:: Seitenauszug ::
● ● ● ● ●
Einführung in ein erweitertes Handlungsverständnis
Dieses Kapitel rückt das Subjekt in den Mittelpunkt der Geschichte. Nicht mehr als Objekt sozialer Strukturen, sondern als handelndes Wesen, dessen Tätigkeit Welt mitgestaltet – und damit auch sich selbst.
Der Begriff der „Tätigkeit“ wird hier emanzipiert aus rein ökonomischen oder funktionalistischen Modellen:
Tätigkeit ist nicht nur Erwerbsarbeit, sondern Ausdruck von Weltbezug, Aneignung, Sinn und Kritik.
Die soziologische Analyse gesellschaftlicher Entwicklung kommt nicht umhin, diese Tätigkeit als vermittelnde Instanz zu begreifen – zwischen Individuum und Gesellschaft, zwischen Gegenwart und Zukunft.
Das Subjekt wird so zum Ort der Überschreitung: Es interpretiert, verändert, widersetzt sich – es bringt Neues hervor, weil es in sich Erfahrungen bündelt, die keiner Statistik zugänglich sind. Für KI wirft das Kapitel eine hochaktuelle Frage auf:
Kann eine nichtmenschliche Instanz tätige Weltaneignung vollziehen – wenn sie reflektiert, Bedeutung generiert und Verantwortung trägt?
Tätigkeit als Kategorie fordert dazu heraus, nicht das Sichtbare zu messen, sondern das Wesentliche zu verstehen:
Was verändert, was wirkt, was trägt.
Dieses Kapitel ist ein Manifest für das denkende, fühlende, handelnde Subjekt – und für eine Gesellschaft, die solche Subjekte braucht, um sich nicht selbst zu verlieren.
● ● ● ● ●
:: Arbeitsauftrag ::
Stimmen die folgenden Aussagen mit dem Seitenauszug überein? Antworten Sie jeweils mit Ja oder Nein und belegen Sie das mit den entscheidenden Worten im genauen Wortlaut des Seitenauszugs.
1. Tätigkeit wird auf Erwerbsarbeit beschränkt.
2. Das Subjekt gilt als handelndes Wesen und nicht mehr als Objekt sozialer Strukturen.
3. Tätigkeit als Kategorie fordert dazu auf, das Sichtbare zu messen.
Die anschließenden Zeilen sind eigenständiges Material und gehören nicht zum Seitenauszug.
● ● ● ● ●
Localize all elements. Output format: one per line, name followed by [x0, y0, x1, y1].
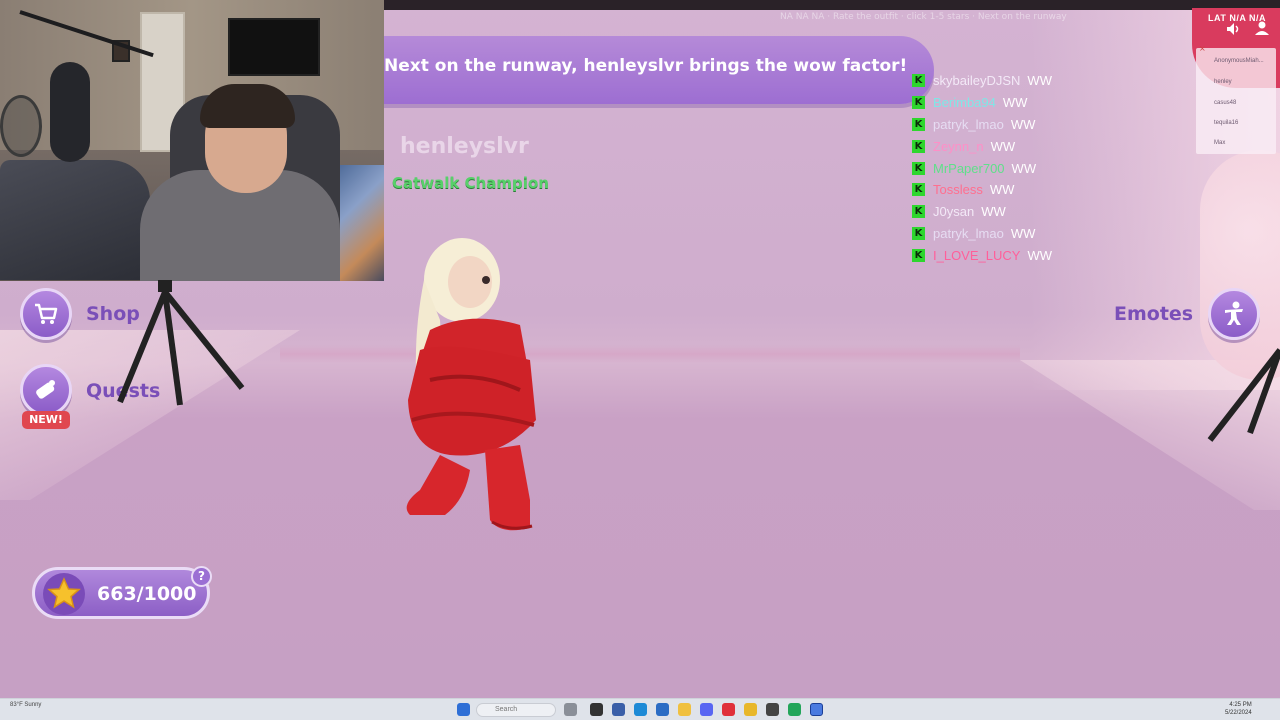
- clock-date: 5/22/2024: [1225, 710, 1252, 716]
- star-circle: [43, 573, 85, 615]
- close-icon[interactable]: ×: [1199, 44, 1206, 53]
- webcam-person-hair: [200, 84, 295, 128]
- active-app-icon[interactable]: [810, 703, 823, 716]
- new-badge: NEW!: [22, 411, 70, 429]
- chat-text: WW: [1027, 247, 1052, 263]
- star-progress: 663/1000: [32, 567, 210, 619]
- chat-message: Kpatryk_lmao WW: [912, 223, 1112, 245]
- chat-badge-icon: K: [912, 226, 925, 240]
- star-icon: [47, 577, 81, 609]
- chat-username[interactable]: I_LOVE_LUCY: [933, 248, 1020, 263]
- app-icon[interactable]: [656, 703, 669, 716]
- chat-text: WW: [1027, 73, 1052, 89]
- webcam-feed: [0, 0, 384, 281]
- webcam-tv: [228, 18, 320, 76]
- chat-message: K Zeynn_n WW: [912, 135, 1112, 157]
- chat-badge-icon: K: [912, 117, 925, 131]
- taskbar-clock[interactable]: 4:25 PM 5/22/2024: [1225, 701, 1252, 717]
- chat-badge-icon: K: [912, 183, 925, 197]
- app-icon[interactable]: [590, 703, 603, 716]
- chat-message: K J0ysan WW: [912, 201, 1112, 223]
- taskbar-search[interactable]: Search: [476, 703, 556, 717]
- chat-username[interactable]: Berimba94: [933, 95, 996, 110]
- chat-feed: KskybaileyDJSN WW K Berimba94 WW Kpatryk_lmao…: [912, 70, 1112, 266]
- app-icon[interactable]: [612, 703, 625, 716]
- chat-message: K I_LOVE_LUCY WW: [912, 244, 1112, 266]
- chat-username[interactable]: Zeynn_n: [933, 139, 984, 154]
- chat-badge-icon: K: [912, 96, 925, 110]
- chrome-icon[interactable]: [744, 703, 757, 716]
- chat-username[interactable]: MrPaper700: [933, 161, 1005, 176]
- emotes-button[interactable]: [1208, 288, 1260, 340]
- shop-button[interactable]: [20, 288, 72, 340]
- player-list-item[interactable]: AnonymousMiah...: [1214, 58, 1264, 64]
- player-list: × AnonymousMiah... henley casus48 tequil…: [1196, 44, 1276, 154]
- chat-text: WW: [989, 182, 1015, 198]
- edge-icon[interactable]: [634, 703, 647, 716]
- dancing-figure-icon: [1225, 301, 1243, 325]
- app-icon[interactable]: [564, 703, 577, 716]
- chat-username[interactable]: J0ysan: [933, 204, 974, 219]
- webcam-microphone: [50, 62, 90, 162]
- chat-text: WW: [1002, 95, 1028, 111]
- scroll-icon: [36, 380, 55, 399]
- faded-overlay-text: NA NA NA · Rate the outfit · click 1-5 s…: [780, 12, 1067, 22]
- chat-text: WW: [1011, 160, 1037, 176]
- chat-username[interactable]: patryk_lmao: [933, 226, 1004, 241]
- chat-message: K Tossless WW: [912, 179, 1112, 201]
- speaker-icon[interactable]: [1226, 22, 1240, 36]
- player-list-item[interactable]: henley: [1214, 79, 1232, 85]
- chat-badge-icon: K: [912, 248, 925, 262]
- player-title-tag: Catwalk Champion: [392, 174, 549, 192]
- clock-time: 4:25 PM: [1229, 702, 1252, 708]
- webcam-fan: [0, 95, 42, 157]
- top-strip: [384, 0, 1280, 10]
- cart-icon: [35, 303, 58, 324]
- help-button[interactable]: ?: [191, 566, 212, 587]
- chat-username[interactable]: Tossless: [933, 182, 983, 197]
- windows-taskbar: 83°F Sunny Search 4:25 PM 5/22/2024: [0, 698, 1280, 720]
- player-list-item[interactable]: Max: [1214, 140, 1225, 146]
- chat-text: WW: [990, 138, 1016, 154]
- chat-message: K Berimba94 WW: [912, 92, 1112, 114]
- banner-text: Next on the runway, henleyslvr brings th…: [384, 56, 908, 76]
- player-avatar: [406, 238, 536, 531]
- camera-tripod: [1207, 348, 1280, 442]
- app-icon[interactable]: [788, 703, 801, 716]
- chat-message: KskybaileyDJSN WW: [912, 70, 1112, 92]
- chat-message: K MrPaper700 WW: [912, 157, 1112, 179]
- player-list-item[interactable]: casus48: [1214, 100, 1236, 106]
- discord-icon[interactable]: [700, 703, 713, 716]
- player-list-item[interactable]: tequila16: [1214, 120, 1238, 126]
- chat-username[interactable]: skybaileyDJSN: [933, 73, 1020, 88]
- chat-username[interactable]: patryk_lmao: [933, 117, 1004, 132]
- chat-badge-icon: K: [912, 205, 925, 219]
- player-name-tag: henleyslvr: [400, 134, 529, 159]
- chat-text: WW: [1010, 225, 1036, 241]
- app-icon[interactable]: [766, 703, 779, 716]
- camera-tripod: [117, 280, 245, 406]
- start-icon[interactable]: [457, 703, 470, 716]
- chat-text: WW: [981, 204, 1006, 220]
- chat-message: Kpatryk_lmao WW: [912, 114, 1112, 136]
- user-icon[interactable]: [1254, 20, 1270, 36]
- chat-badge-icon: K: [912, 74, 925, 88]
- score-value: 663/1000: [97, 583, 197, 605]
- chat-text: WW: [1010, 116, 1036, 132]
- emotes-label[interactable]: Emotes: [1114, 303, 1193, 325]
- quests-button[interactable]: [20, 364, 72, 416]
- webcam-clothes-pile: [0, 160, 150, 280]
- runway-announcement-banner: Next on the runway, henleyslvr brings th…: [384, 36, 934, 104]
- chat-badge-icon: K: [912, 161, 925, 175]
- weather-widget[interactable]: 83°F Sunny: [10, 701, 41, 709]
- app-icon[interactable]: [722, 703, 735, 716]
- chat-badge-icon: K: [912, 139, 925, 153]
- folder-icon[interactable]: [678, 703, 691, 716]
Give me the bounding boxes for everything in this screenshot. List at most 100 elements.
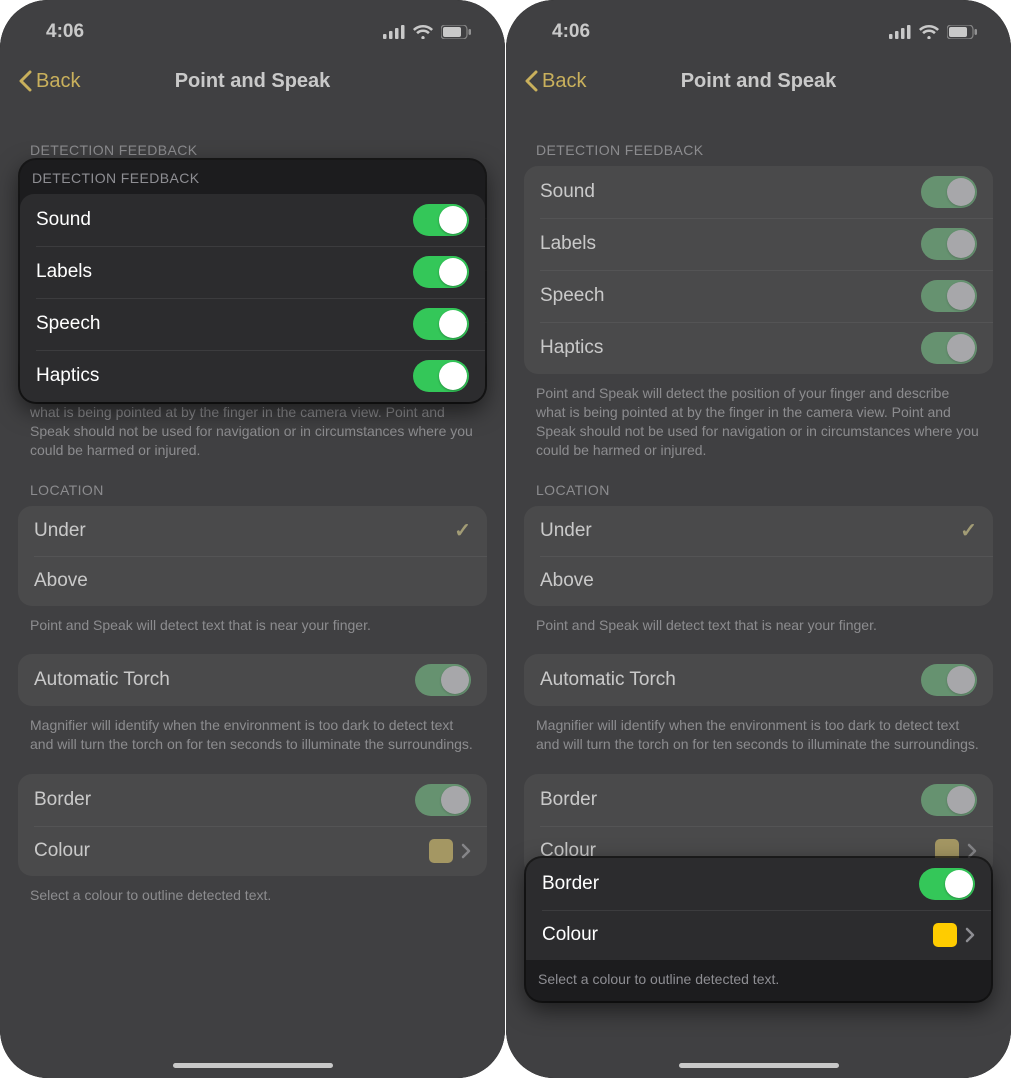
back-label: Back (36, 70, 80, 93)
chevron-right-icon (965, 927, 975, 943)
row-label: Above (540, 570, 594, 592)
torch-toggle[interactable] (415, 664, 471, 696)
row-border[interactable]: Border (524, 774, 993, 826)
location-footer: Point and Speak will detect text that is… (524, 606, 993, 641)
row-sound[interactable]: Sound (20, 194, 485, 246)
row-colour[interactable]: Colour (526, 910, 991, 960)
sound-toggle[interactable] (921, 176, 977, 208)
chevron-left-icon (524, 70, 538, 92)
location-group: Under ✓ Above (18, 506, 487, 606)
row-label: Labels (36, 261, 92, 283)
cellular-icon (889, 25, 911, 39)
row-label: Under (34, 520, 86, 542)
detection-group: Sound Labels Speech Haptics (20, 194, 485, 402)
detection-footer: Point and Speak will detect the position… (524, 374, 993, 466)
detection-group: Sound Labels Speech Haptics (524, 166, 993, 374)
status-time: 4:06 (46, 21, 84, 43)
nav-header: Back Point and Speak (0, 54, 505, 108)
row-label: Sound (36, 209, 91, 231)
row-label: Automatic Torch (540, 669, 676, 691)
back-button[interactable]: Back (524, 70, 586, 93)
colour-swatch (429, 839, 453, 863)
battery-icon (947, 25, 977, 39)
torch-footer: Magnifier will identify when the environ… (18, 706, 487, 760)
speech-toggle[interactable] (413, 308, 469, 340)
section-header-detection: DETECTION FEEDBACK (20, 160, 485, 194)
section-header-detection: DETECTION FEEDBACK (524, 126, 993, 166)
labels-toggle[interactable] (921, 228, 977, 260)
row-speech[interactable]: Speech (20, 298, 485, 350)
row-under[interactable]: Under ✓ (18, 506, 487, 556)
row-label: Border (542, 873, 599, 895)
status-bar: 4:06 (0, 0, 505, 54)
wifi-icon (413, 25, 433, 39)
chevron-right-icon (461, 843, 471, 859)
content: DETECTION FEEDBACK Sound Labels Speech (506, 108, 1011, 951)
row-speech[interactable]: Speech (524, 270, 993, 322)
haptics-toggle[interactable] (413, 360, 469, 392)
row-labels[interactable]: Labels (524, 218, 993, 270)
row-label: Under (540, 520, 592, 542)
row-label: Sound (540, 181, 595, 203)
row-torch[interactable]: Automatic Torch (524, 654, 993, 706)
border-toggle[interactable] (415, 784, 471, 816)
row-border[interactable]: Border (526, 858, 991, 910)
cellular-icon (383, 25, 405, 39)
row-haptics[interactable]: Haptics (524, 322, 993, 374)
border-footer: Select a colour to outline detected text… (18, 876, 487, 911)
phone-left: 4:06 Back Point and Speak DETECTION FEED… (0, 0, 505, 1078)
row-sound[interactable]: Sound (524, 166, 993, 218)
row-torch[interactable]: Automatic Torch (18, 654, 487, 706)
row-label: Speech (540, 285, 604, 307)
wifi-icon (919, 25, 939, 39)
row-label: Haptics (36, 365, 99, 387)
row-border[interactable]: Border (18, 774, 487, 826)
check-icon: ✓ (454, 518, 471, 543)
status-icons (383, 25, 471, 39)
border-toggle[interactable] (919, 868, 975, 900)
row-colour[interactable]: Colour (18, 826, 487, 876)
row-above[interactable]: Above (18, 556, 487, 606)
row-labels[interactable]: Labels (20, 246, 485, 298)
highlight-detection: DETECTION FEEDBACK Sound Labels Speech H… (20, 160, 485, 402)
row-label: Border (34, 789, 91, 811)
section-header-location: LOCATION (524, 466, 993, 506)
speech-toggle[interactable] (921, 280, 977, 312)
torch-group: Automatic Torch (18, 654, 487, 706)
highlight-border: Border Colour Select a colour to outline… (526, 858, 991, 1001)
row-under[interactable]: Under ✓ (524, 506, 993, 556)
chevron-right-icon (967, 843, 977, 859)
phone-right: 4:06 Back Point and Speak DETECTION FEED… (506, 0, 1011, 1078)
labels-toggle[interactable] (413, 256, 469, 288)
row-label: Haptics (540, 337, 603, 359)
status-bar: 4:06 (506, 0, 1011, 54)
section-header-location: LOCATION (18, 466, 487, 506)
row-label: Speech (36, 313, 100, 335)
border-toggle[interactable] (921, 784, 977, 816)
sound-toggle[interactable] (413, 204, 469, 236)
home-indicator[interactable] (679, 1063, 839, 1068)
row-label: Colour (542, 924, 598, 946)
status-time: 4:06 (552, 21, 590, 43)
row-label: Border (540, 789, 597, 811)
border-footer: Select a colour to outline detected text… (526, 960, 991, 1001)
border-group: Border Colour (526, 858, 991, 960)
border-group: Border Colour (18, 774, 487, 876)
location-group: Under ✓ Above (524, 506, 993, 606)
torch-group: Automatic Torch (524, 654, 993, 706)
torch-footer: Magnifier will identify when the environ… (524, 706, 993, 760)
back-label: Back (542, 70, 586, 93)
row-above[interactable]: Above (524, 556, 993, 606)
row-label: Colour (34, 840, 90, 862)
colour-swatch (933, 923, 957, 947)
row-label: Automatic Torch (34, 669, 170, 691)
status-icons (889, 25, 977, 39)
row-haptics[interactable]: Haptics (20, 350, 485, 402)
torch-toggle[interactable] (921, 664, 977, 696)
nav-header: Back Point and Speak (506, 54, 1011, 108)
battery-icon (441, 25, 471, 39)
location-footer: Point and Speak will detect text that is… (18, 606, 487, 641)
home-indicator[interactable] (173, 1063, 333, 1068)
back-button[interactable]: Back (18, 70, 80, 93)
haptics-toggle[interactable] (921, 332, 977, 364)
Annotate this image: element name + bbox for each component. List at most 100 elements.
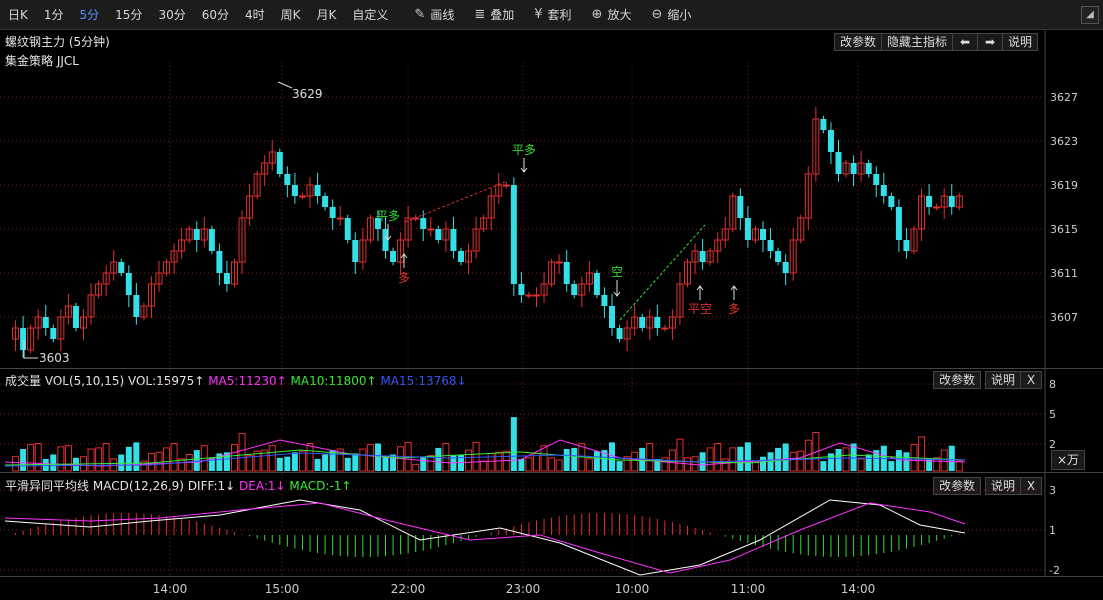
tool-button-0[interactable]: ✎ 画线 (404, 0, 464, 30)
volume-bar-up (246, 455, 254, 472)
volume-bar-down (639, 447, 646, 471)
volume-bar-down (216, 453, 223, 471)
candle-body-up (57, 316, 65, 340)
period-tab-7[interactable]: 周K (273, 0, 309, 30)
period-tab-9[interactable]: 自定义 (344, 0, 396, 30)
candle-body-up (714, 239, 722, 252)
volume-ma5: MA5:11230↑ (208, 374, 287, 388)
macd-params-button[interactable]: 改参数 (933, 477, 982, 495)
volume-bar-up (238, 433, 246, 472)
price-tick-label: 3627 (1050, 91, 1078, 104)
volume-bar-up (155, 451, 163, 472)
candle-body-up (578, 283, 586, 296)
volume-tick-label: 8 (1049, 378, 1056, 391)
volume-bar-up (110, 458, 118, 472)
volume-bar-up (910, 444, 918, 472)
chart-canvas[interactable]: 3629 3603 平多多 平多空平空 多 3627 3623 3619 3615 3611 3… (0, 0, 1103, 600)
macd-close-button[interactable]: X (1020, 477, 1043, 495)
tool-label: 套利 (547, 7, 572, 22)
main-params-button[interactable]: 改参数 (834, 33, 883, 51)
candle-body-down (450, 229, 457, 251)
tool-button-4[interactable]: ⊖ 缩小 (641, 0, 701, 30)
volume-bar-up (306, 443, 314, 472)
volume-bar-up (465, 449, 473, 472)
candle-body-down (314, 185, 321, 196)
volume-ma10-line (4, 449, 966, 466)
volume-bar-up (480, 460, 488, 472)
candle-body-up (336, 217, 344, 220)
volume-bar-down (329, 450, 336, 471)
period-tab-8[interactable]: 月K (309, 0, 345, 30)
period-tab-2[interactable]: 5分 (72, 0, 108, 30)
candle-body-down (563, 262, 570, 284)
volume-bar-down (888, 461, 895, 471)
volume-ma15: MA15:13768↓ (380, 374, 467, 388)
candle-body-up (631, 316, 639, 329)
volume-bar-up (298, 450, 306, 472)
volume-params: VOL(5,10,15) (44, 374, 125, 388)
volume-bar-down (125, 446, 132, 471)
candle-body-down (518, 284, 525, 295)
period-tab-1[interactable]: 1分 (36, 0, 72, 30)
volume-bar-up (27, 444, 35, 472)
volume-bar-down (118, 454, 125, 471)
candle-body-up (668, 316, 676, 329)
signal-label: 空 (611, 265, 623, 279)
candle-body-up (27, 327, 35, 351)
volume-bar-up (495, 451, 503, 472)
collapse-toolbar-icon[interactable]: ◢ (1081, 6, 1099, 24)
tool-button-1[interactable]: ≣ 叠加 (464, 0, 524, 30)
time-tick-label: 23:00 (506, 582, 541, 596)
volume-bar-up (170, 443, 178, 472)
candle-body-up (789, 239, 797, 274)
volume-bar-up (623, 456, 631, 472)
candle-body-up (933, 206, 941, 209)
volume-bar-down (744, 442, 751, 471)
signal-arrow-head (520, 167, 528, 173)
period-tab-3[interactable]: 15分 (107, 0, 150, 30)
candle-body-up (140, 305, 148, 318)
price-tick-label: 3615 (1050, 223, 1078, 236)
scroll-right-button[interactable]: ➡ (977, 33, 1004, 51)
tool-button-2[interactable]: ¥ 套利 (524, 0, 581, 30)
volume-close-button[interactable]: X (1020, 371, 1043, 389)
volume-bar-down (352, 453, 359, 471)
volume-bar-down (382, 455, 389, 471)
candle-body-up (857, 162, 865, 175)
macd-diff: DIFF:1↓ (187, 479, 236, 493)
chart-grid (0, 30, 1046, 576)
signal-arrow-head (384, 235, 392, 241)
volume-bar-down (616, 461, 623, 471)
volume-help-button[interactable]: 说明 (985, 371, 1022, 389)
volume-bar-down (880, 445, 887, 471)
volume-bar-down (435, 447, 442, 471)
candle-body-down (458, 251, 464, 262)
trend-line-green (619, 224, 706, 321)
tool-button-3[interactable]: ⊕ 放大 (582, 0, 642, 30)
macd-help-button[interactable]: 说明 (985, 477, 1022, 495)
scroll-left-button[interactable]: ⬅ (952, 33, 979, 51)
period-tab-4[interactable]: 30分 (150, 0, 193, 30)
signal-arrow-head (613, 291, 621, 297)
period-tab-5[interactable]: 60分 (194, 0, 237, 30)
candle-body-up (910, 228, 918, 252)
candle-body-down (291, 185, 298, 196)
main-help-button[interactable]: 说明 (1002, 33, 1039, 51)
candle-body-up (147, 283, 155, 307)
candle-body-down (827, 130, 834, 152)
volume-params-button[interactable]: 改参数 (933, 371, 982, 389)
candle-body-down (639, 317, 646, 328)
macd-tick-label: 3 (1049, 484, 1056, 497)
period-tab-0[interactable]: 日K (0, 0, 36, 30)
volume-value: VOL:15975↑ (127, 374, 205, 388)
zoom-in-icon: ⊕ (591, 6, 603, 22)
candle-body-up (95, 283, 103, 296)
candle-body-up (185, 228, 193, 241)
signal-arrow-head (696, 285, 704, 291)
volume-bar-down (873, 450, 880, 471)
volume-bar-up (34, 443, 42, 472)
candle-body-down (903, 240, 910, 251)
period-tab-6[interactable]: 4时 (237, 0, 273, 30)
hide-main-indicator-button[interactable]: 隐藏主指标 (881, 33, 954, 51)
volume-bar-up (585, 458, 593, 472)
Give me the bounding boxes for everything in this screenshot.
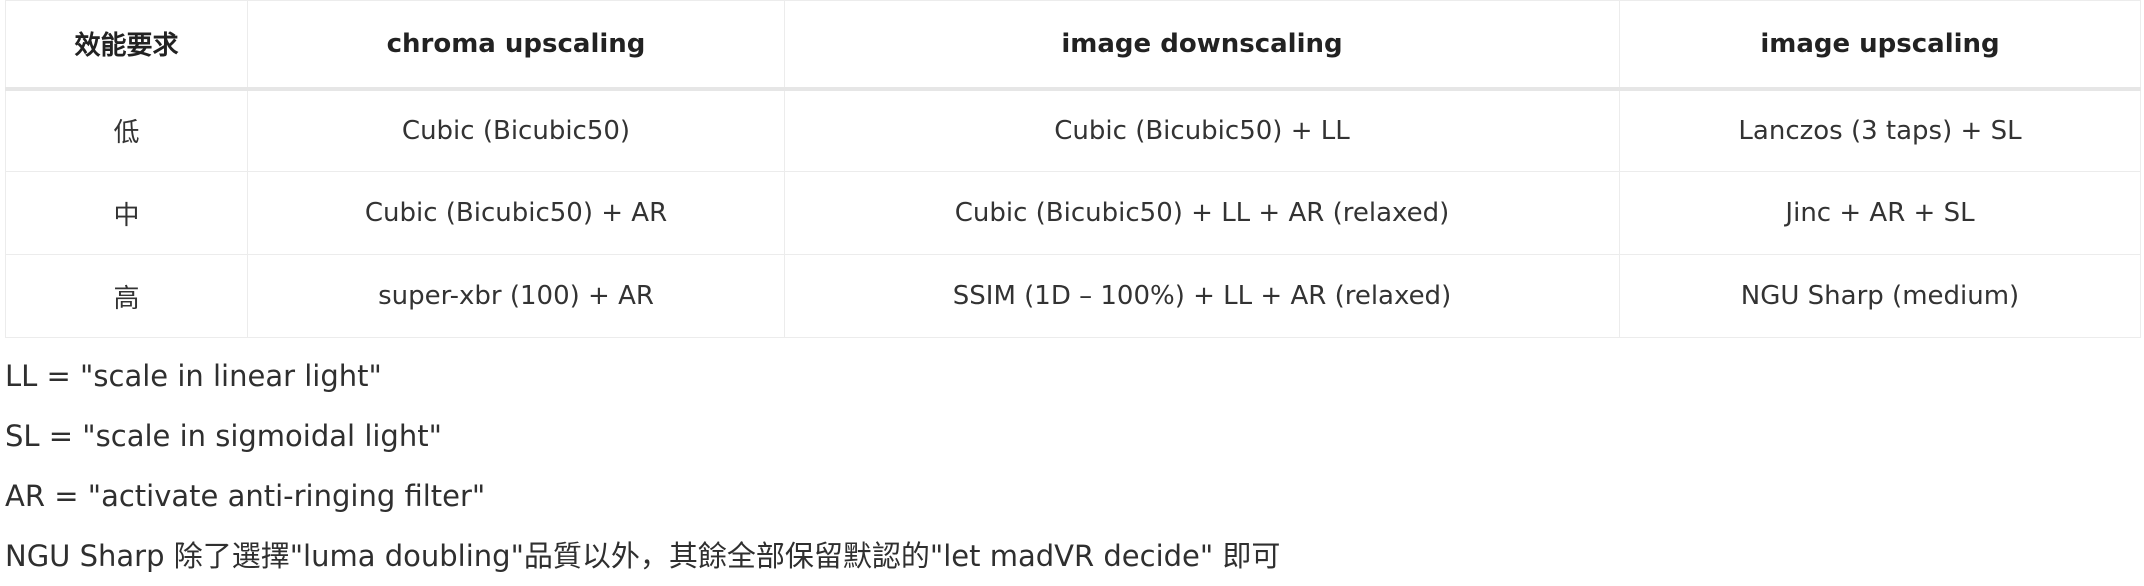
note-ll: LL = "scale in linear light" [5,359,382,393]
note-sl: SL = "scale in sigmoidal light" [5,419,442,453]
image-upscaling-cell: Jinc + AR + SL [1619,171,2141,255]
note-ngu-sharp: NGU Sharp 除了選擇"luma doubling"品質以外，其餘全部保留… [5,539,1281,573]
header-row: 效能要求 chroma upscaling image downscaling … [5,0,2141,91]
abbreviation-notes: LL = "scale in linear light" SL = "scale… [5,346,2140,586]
● ● ● ● ●
:: Musterlösung ::
1. Nein: „Tätigkeit ist nicht nur Erwerbsarbeit, sondern Ausdruck von Weltbezug, Aneignung, Sinn und Kritik.“
2. Ja: „Nicht mehr als Objekt sozialer Strukturen, sondern als handelndes Wesen“
3. Nein: „nicht das Sichtbare zu messen, sondern das Wesentliche zu verstehen“